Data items

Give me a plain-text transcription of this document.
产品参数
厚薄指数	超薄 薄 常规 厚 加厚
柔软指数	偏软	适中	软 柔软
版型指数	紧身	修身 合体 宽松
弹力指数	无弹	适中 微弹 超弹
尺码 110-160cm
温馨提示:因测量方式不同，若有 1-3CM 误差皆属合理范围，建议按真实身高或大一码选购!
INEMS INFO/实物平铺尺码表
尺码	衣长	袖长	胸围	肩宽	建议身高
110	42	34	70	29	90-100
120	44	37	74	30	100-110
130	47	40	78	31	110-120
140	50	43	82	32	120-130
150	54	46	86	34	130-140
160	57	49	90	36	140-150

-- Exercise objective --
Copy out the whole listing exactly; please set it all down.

-- Exercise result --
Give me a plain-text transcription of this document.
产品参数
厚薄指数	超薄 薄 常规 厚 加厚
柔软指数	偏软	适中	软 柔软
版型指数	紧身	修身 合体 宽松
弹力指数	无弹	适中 微弹 超弹
尺码 110-160cm
温馨提示:因测量方式不同，若有 1-3CM 误差皆属合理范围，建议按真实身高或大一码选购!
INEMS INFO/实物平铺尺码表
尺码	衣长	袖长	胸围	肩宽	建议身高
110	42	34	70	29	90-100
120	44	37	74	30	100-110
130	47	40	78	31	110-120
140	50	43	82	32	120-130
150	54	46	86	34	130-140
160	57	49	90	36	140-150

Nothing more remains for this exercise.